**Work to complete:** In the listing below, find every line with the string "these" and pull it out.

Part of a data file
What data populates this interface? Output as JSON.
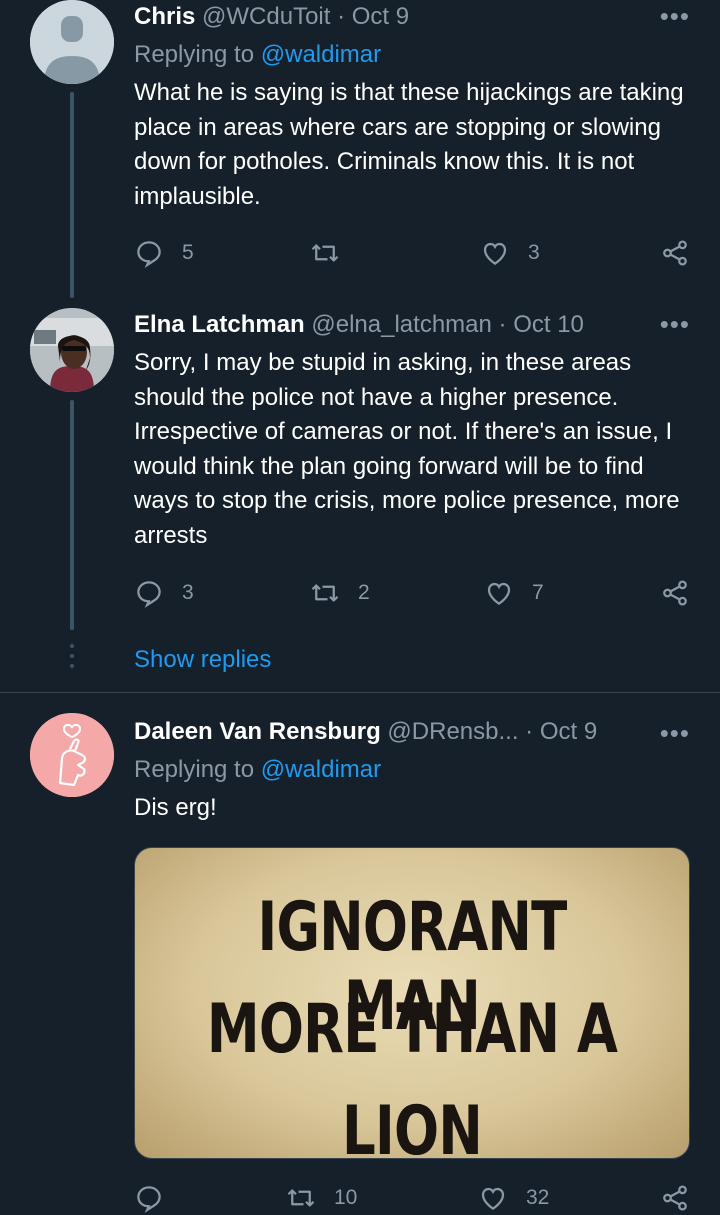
{
  "tweets": [
    {
      "name": "Chris",
      "handle": "@WCduToit",
      "dot": "·",
      "date": "Oct 9",
      "replying_prefix": "Replying to",
      "replying_to": "@waldimar",
      "text": "What he is saying is that these hijackings are taking place in areas where cars are stopping or slowing down for potholes. Criminals know this. It is not implausible.",
      "replies": "5",
      "retweets": "",
      "likes": "3"
    },
    {
      "name": "Elna Latchman",
      "handle": "@elna_latchman",
      "dot": "·",
      "date": "Oct 10",
      "text": "Sorry, I may be stupid in asking,  in these areas should the police not have a higher presence. Irrespective of cameras or not. If there's an issue, I would think the plan going forward will be to find ways to stop the crisis, more police presence, more arrests",
      "replies": "3",
      "retweets": "2",
      "likes": "7"
    },
    {
      "name": "Daleen Van Rensburg",
      "handle": "@DRensb...",
      "dot": "·",
      "date": "Oct 9",
      "replying_prefix": "Replying to",
      "replying_to": "@waldimar",
      "text": "Dis erg!",
      "media_lines": [
        "IGNORANT MAN",
        "MORE THAN A",
        "LION"
      ],
      "replies": "",
      "retweets": "10",
      "likes": "32"
    }
  ],
  "more_label": "•••",
  "show_replies": "Show replies",
  "colors": {
    "background": "#15202b",
    "accent": "#1d9bf0",
    "muted": "#8b98a5",
    "thread_line": "#3d5466"
  },
  "icons": {
    "reply": "reply-icon",
    "retweet": "retweet-icon",
    "like": "heart-icon",
    "share": "share-icon"
  }
}
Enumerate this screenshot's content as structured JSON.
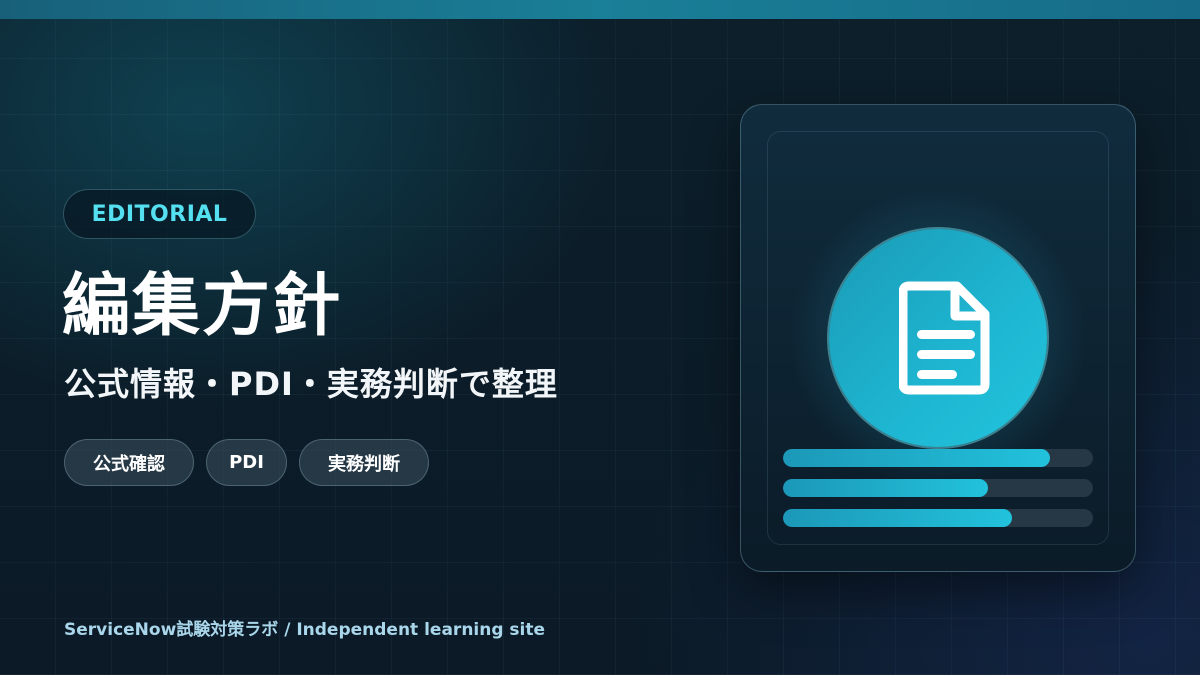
{
  "tag": "EDITORIAL",
  "title": "編集方針",
  "subtitle": "公式情報・PDI・実務判断で整理",
  "chips": [
    "公式確認",
    "PDI",
    "実務判断"
  ],
  "footer": "ServiceNow試験対策ラボ / Independent learning site",
  "illustration": {
    "icon": "document-icon",
    "accent_color": "#1fb8d4",
    "progress_levels": [
      0.86,
      0.66,
      0.74
    ]
  }
}
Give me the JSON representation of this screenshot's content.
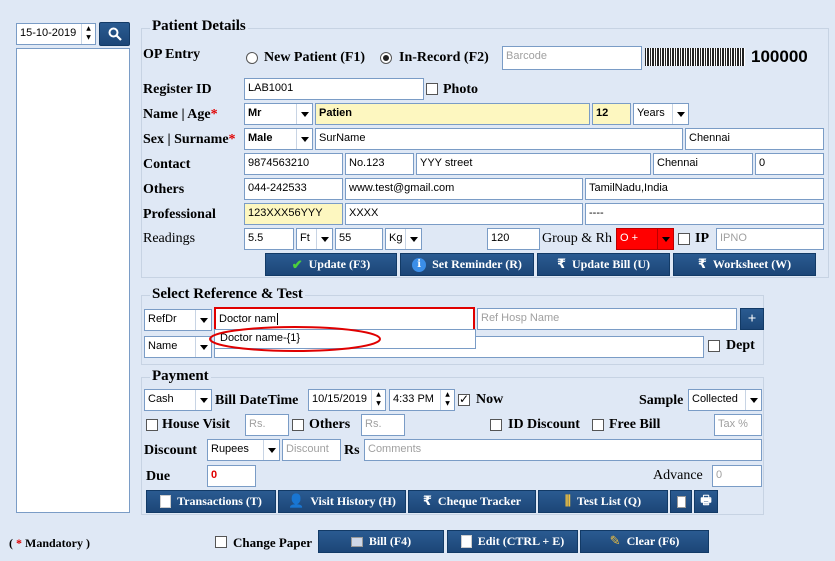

**Completed exercise:**
      "text": "What he is saying is that these hijackings are taking place in areas where cars are stopping or slowing down for potholes. Criminals know this. It is not implausible.",
      "text": "Sorry, I may be stupid in asking,  in these areas should the police not have a higher presence. Irrespective of cameras or not. If there's an issue, I would think the plan going forward will be to find ways to stop the crisis, more police presence, more arrests",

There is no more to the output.